(Collected data entries)

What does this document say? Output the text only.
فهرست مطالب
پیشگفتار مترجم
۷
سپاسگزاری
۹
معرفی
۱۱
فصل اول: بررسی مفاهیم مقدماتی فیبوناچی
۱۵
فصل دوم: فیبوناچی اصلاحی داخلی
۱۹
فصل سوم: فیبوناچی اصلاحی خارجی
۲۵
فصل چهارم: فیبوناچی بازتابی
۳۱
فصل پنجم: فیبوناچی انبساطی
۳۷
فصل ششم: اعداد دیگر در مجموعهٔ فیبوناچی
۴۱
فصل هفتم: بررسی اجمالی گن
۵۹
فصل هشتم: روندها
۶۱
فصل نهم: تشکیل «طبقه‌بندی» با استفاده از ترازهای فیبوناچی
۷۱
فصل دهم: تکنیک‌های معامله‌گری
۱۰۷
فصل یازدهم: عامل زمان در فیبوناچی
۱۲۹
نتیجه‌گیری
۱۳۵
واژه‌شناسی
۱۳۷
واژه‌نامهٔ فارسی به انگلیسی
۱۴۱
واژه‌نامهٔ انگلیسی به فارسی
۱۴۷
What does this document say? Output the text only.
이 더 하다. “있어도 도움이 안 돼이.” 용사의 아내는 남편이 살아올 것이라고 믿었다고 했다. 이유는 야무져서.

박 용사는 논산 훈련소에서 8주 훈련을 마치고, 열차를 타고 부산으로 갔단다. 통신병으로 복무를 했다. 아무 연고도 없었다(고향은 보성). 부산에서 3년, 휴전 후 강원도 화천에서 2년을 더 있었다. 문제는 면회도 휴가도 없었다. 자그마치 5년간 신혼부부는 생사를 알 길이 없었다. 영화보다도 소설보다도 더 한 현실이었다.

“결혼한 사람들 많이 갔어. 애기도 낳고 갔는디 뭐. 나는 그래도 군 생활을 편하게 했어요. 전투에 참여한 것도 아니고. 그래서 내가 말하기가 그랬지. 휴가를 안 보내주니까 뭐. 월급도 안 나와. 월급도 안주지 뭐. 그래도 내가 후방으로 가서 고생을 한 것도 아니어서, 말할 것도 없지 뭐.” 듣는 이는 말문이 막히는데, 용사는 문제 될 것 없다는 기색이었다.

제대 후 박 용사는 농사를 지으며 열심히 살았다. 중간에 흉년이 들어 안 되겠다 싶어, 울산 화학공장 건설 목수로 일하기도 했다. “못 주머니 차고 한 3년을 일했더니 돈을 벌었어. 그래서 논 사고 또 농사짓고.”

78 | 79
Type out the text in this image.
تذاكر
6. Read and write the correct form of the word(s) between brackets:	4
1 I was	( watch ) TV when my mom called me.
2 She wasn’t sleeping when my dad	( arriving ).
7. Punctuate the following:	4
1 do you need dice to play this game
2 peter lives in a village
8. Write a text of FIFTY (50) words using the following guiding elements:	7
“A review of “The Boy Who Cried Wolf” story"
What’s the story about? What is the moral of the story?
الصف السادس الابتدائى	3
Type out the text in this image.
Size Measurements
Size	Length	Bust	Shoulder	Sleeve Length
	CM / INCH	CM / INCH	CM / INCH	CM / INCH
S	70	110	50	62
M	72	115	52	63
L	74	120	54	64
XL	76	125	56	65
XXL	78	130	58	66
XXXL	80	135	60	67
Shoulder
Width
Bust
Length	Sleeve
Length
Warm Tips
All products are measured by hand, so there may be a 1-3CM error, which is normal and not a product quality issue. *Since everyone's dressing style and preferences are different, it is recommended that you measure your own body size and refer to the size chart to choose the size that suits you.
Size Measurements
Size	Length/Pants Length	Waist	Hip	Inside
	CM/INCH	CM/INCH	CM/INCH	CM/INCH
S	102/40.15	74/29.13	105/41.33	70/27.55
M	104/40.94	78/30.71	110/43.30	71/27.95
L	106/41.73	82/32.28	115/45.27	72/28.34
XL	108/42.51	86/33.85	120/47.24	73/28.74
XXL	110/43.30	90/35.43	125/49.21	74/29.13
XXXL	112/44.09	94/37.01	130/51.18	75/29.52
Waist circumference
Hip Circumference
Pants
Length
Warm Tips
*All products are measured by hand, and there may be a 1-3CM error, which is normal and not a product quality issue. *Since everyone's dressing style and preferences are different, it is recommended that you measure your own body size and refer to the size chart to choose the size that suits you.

# What the task asks
Identify how many lines in the entries above include the string "products", then state that number alone.

# The result
2